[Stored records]
□ □ □ □

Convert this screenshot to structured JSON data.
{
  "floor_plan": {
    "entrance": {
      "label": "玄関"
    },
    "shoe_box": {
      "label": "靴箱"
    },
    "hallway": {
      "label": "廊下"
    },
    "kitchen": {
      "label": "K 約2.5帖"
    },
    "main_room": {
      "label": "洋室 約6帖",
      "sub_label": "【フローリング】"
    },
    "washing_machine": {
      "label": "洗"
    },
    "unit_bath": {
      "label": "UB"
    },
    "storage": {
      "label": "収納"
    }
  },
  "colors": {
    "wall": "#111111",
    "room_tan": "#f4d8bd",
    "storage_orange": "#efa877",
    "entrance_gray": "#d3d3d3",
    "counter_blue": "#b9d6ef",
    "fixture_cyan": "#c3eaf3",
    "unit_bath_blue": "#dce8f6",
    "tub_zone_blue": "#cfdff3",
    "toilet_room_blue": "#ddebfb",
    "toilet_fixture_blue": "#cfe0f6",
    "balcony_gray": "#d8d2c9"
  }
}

□ □ □ □

Exercise prompt:
Repeat every entry word for word.

Task output:
Convert this screenshot to structured JSON data.
{
  "floor_plan": {
    "entrance": {
      "label": "玄関"
    },
    "shoe_box": {
      "label": "靴箱"
    },
    "hallway": {
      "label": "廊下"
    },
    "kitchen": {
      "label": "K 約2.5帖"
    },
    "main_room": {
      "label": "洋室 約6帖",
      "sub_label": "【フローリング】"
    },
    "washing_machine": {
      "label": "洗"
    },
    "unit_bath": {
      "label": "UB"
    },
    "storage": {
      "label": "収納"
    }
  },
  "colors": {
    "wall": "#111111",
    "room_tan": "#f4d8bd",
    "storage_orange": "#efa877",
    "entrance_gray": "#d3d3d3",
    "counter_blue": "#b9d6ef",
    "fixture_cyan": "#c3eaf3",
    "unit_bath_blue": "#dce8f6",
    "tub_zone_blue": "#cfdff3",
    "toilet_room_blue": "#ddebfb",
    "toilet_fixture_blue": "#cfe0f6",
    "balcony_gray": "#d8d2c9"
  }
}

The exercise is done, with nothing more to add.